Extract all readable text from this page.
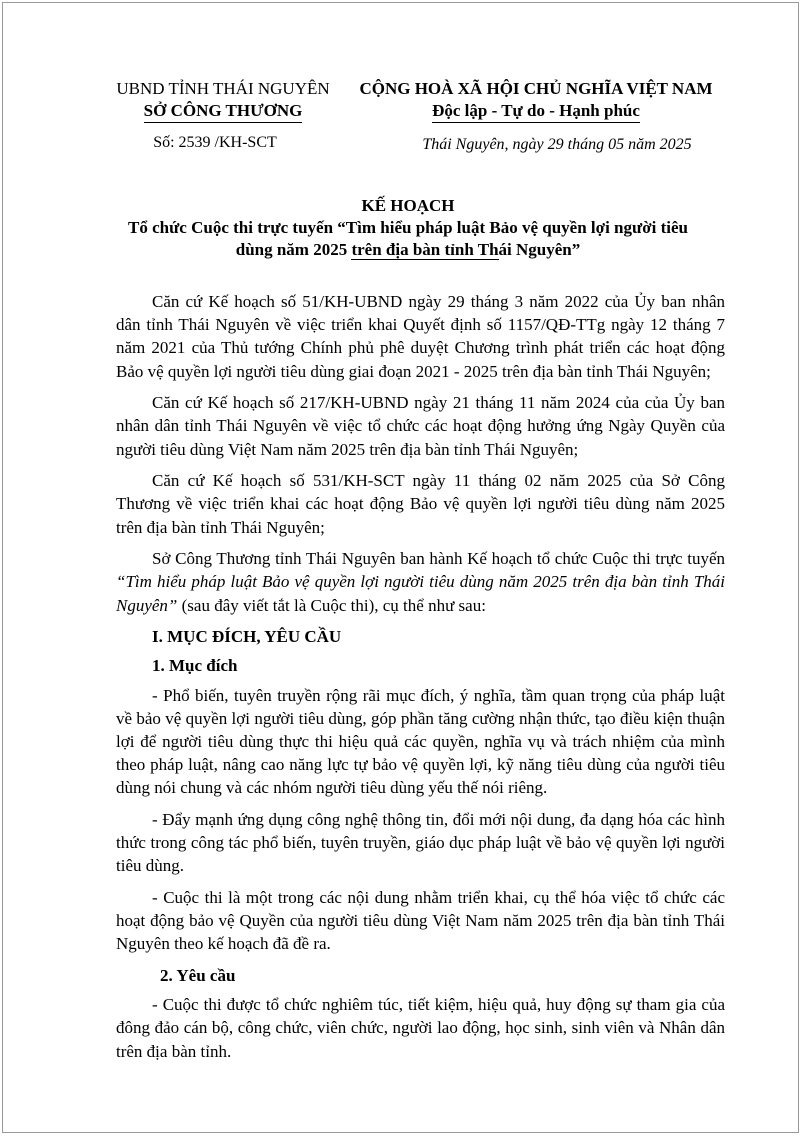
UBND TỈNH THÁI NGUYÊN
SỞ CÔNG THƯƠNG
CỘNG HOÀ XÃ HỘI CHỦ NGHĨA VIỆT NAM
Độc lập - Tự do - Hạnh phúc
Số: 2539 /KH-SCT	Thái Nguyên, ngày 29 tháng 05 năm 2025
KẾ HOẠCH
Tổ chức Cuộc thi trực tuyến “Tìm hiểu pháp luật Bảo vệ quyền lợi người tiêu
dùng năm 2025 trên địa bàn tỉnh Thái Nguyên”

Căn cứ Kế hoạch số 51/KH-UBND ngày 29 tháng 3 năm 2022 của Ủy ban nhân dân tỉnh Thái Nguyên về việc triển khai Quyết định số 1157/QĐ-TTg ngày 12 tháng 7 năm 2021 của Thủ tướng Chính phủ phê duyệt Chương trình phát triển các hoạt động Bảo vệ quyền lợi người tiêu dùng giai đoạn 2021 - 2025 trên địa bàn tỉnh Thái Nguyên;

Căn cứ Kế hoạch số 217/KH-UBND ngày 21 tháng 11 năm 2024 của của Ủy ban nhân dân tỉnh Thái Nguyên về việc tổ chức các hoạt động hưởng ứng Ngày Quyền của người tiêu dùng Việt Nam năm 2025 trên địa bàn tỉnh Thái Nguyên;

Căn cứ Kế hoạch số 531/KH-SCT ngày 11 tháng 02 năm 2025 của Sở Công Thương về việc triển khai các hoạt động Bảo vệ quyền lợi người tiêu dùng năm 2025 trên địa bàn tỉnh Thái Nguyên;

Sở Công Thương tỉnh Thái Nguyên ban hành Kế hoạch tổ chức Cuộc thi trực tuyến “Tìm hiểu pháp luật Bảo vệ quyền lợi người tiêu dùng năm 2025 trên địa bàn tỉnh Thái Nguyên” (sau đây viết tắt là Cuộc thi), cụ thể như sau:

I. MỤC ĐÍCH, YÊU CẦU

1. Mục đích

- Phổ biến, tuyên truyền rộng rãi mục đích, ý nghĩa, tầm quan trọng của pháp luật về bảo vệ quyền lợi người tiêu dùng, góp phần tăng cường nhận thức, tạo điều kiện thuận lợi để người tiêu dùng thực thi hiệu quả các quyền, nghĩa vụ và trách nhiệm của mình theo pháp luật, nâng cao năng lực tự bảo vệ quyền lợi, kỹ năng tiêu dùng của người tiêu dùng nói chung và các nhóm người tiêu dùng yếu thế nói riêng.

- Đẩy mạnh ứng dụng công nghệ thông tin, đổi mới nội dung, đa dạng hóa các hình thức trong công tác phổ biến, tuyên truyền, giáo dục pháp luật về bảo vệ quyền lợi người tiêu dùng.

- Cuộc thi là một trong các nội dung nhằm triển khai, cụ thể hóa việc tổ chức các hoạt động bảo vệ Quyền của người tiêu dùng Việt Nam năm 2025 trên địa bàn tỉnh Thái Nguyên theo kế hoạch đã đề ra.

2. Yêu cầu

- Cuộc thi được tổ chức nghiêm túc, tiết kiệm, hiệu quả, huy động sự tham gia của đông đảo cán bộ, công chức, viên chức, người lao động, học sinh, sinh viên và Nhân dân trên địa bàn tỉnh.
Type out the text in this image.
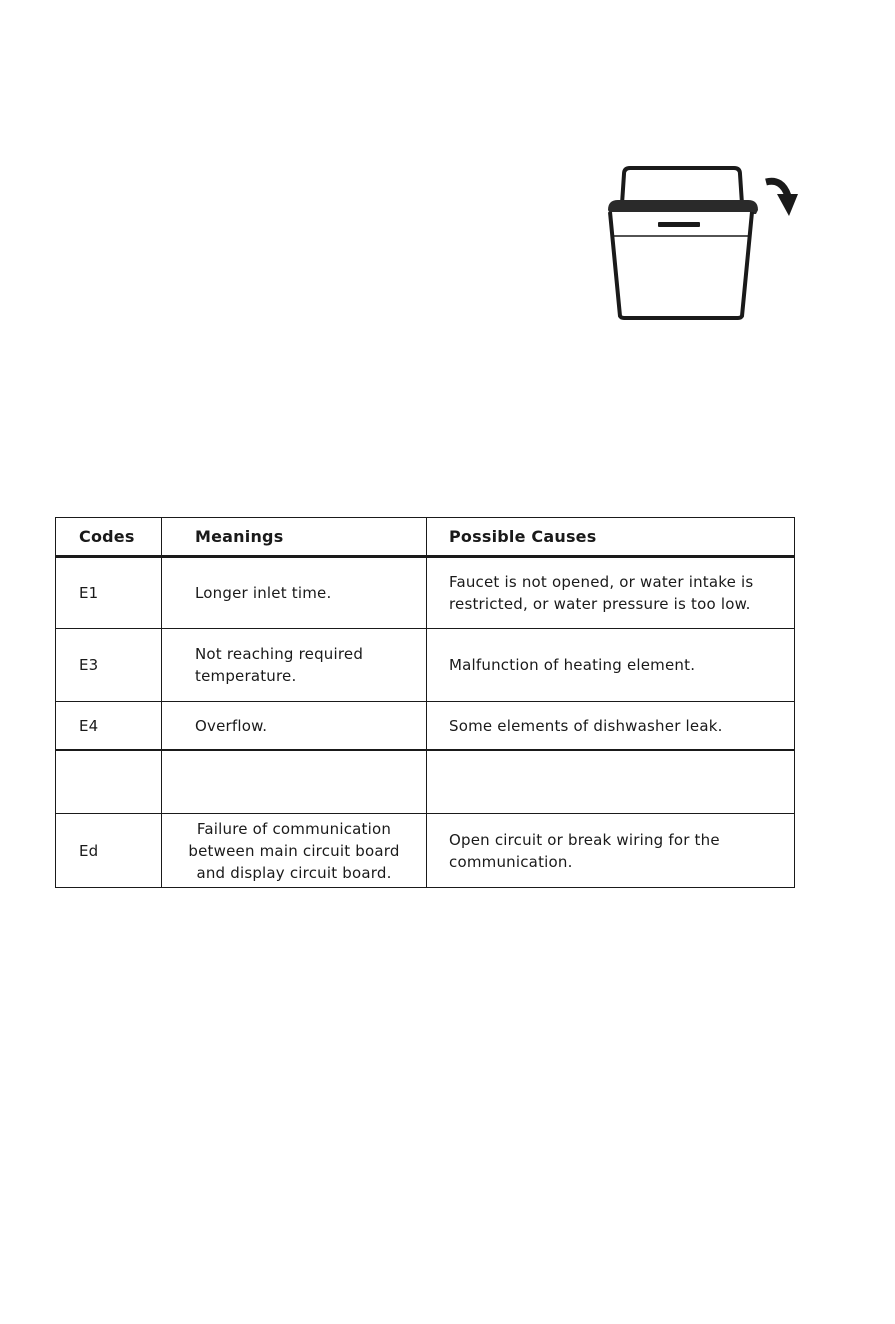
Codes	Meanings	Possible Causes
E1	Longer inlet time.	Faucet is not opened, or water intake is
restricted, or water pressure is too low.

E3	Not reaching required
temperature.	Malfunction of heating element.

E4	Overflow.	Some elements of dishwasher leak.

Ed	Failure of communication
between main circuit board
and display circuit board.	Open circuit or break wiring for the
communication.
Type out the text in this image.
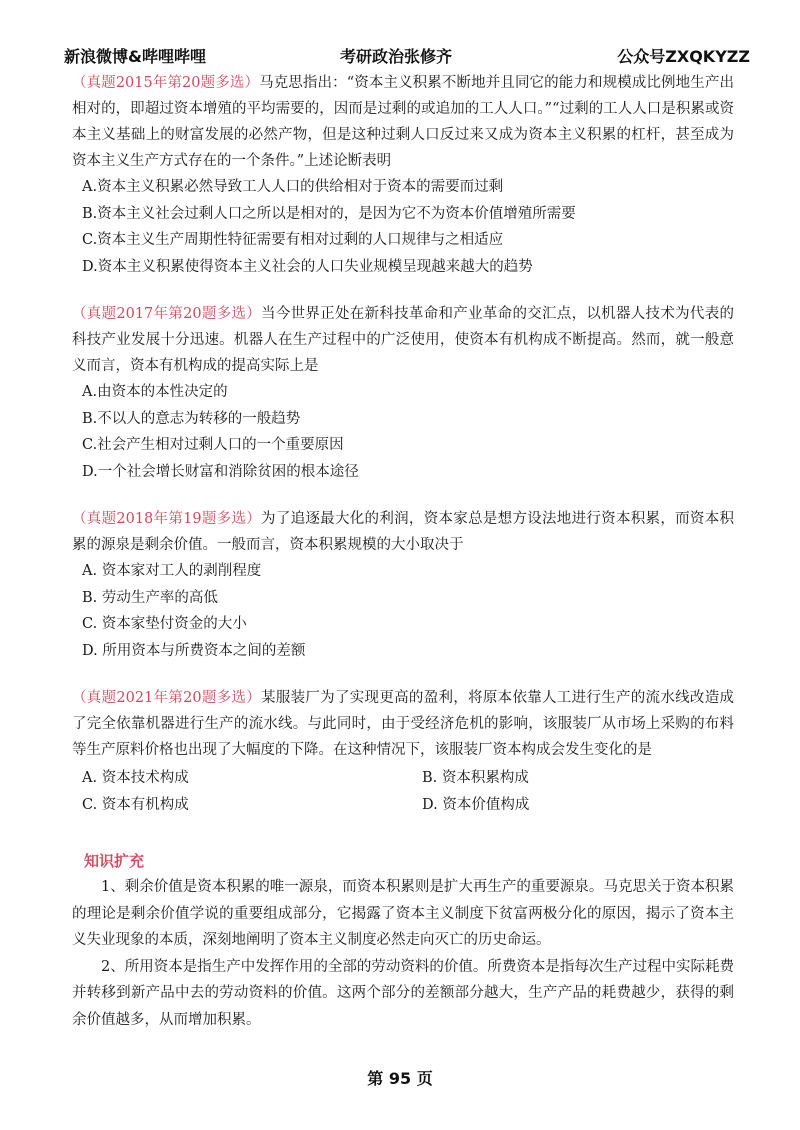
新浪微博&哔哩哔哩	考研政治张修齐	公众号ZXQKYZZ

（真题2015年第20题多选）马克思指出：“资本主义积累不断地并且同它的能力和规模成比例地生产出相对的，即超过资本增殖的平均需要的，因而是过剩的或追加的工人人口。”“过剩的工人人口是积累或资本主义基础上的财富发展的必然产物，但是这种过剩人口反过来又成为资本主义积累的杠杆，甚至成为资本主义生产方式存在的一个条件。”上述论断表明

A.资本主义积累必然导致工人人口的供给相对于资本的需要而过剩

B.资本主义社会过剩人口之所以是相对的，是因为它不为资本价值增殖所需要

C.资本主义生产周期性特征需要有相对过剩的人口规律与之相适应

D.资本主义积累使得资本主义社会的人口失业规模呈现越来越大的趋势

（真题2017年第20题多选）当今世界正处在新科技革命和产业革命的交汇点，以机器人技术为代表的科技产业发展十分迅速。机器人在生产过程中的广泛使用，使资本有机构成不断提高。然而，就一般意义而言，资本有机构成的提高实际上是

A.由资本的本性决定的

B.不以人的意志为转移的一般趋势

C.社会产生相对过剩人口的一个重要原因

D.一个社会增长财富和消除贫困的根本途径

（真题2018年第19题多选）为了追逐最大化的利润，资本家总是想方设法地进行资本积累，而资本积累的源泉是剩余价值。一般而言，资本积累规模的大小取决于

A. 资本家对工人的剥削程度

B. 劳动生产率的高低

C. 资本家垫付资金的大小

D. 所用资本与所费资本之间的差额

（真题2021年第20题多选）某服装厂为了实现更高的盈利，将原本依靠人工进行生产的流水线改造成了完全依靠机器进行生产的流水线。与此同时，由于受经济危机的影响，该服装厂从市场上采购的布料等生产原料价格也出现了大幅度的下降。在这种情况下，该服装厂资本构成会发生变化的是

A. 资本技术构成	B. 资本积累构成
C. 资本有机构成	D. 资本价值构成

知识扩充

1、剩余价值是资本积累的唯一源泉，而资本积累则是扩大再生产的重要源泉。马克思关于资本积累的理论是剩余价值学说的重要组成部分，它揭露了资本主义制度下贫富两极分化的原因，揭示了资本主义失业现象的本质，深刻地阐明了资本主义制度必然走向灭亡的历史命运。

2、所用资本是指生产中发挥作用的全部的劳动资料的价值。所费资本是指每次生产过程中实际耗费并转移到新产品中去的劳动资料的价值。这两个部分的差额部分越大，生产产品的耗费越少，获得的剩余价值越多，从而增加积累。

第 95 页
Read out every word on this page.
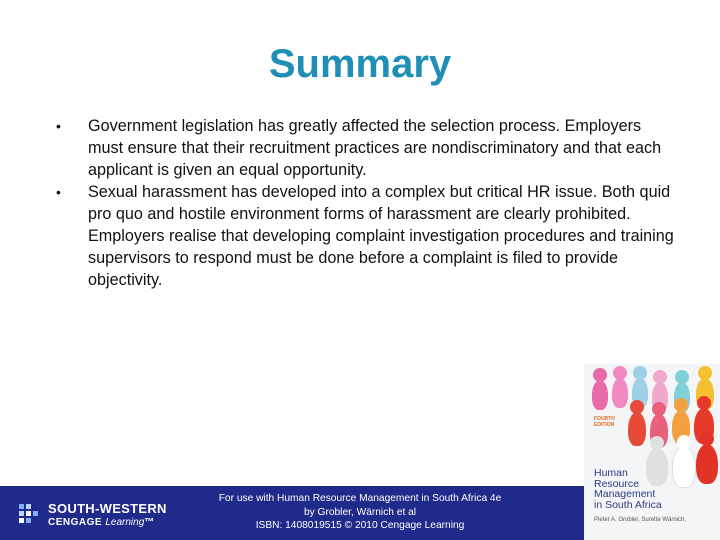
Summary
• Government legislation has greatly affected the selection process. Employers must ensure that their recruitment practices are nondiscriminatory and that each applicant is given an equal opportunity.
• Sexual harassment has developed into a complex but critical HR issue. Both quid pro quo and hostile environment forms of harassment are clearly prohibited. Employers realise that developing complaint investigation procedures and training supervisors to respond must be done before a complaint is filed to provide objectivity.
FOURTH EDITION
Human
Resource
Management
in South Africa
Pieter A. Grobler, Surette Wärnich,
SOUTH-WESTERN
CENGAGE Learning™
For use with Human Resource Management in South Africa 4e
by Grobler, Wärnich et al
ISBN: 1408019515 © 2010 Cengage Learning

### What you should do
Copy out all the data exactly; skip the pictures.

### Answer
Extract all readable text from this page.
UBND TỈNH THÁI NGUYÊN
SỞ CÔNG THƯƠNG
CỘNG HOÀ XÃ HỘI CHỦ NGHĨA VIỆT NAM
Độc lập - Tự do - Hạnh phúc
Số: 2539 /KH-SCT	Thái Nguyên, ngày 29 tháng 05 năm 2025
KẾ HOẠCH
Tổ chức Cuộc thi trực tuyến “Tìm hiểu pháp luật Bảo vệ quyền lợi người tiêu
dùng năm 2025 trên địa bàn tỉnh Thái Nguyên”

Căn cứ Kế hoạch số 51/KH-UBND ngày 29 tháng 3 năm 2022 của Ủy ban nhân dân tỉnh Thái Nguyên về việc triển khai Quyết định số 1157/QĐ-TTg ngày 12 tháng 7 năm 2021 của Thủ tướng Chính phủ phê duyệt Chương trình phát triển các hoạt động Bảo vệ quyền lợi người tiêu dùng giai đoạn 2021 - 2025 trên địa bàn tỉnh Thái Nguyên;

Căn cứ Kế hoạch số 217/KH-UBND ngày 21 tháng 11 năm 2024 của của Ủy ban nhân dân tỉnh Thái Nguyên về việc tổ chức các hoạt động hưởng ứng Ngày Quyền của người tiêu dùng Việt Nam năm 2025 trên địa bàn tỉnh Thái Nguyên;

Căn cứ Kế hoạch số 531/KH-SCT ngày 11 tháng 02 năm 2025 của Sở Công Thương về việc triển khai các hoạt động Bảo vệ quyền lợi người tiêu dùng năm 2025 trên địa bàn tỉnh Thái Nguyên;

Sở Công Thương tỉnh Thái Nguyên ban hành Kế hoạch tổ chức Cuộc thi trực tuyến “Tìm hiểu pháp luật Bảo vệ quyền lợi người tiêu dùng năm 2025 trên địa bàn tỉnh Thái Nguyên” (sau đây viết tắt là Cuộc thi), cụ thể như sau:

I. MỤC ĐÍCH, YÊU CẦU

1. Mục đích

- Phổ biến, tuyên truyền rộng rãi mục đích, ý nghĩa, tầm quan trọng của pháp luật về bảo vệ quyền lợi người tiêu dùng, góp phần tăng cường nhận thức, tạo điều kiện thuận lợi để người tiêu dùng thực thi hiệu quả các quyền, nghĩa vụ và trách nhiệm của mình theo pháp luật, nâng cao năng lực tự bảo vệ quyền lợi, kỹ năng tiêu dùng của người tiêu dùng nói chung và các nhóm người tiêu dùng yếu thế nói riêng.

- Đẩy mạnh ứng dụng công nghệ thông tin, đổi mới nội dung, đa dạng hóa các hình thức trong công tác phổ biến, tuyên truyền, giáo dục pháp luật về bảo vệ quyền lợi người tiêu dùng.

- Cuộc thi là một trong các nội dung nhằm triển khai, cụ thể hóa việc tổ chức các hoạt động bảo vệ Quyền của người tiêu dùng Việt Nam năm 2025 trên địa bàn tỉnh Thái Nguyên theo kế hoạch đã đề ra.

2. Yêu cầu

- Cuộc thi được tổ chức nghiêm túc, tiết kiệm, hiệu quả, huy động sự tham gia của đông đảo cán bộ, công chức, viên chức, người lao động, học sinh, sinh viên và Nhân dân trên địa bàn tỉnh.
Type out the text in this image.
Codes	Meanings	Possible Causes
E1	Longer inlet time.	Faucet is not opened, or water intake is
restricted, or water pressure is too low.

E3	Not reaching required
temperature.	Malfunction of heating element.

E4	Overflow.	Some elements of dishwasher leak.

Ed	Failure of communication
between main circuit board
and display circuit board.	Open circuit or break wiring for the
communication.
Type out the text in this image.
新浪微博&哔哩哔哩	考研政治张修齐	公众号ZXQKYZZ

（真题2015年第20题多选）马克思指出：“资本主义积累不断地并且同它的能力和规模成比例地生产出相对的，即超过资本增殖的平均需要的，因而是过剩的或追加的工人人口。”“过剩的工人人口是积累或资本主义基础上的财富发展的必然产物，但是这种过剩人口反过来又成为资本主义积累的杠杆，甚至成为资本主义生产方式存在的一个条件。”上述论断表明

A.资本主义积累必然导致工人人口的供给相对于资本的需要而过剩

B.资本主义社会过剩人口之所以是相对的，是因为它不为资本价值增殖所需要

C.资本主义生产周期性特征需要有相对过剩的人口规律与之相适应

D.资本主义积累使得资本主义社会的人口失业规模呈现越来越大的趋势

（真题2017年第20题多选）当今世界正处在新科技革命和产业革命的交汇点，以机器人技术为代表的科技产业发展十分迅速。机器人在生产过程中的广泛使用，使资本有机构成不断提高。然而，就一般意义而言，资本有机构成的提高实际上是

A.由资本的本性决定的

B.不以人的意志为转移的一般趋势

C.社会产生相对过剩人口的一个重要原因

D.一个社会增长财富和消除贫困的根本途径

（真题2018年第19题多选）为了追逐最大化的利润，资本家总是想方设法地进行资本积累，而资本积累的源泉是剩余价值。一般而言，资本积累规模的大小取决于

A. 资本家对工人的剥削程度

B. 劳动生产率的高低

C. 资本家垫付资金的大小

D. 所用资本与所费资本之间的差额

（真题2021年第20题多选）某服装厂为了实现更高的盈利，将原本依靠人工进行生产的流水线改造成了完全依靠机器进行生产的流水线。与此同时，由于受经济危机的影响，该服装厂从市场上采购的布料等生产原料价格也出现了大幅度的下降。在这种情况下，该服装厂资本构成会发生变化的是

A. 资本技术构成	B. 资本积累构成
C. 资本有机构成	D. 资本价值构成

知识扩充

1、剩余价值是资本积累的唯一源泉，而资本积累则是扩大再生产的重要源泉。马克思关于资本积累的理论是剩余价值学说的重要组成部分，它揭露了资本主义制度下贫富两极分化的原因，揭示了资本主义失业现象的本质，深刻地阐明了资本主义制度必然走向灭亡的历史命运。

2、所用资本是指生产中发挥作用的全部的劳动资料的价值。所费资本是指每次生产过程中实际耗费并转移到新产品中去的劳动资料的价值。这两个部分的差额部分越大，生产产品的耗费越少，获得的剩余价值越多，从而增加积累。

第 95 页
Read out every word on this page.
Summary
• Government legislation has greatly affected the selection process. Employers must ensure that their recruitment practices are nondiscriminatory and that each applicant is given an equal opportunity.
• Sexual harassment has developed into a complex but critical HR issue. Both quid pro quo and hostile environment forms of harassment are clearly prohibited. Employers realise that developing complaint investigation procedures and training supervisors to respond must be done before a complaint is filed to provide objectivity.
FOURTH EDITION
Human
Resource
Management
in South Africa
Pieter A. Grobler, Surette Wärnich,
SOUTH-WESTERN
CENGAGE Learning™
For use with Human Resource Management in South Africa 4e
by Grobler, Wärnich et al
ISBN: 1408019515 © 2010 Cengage Learning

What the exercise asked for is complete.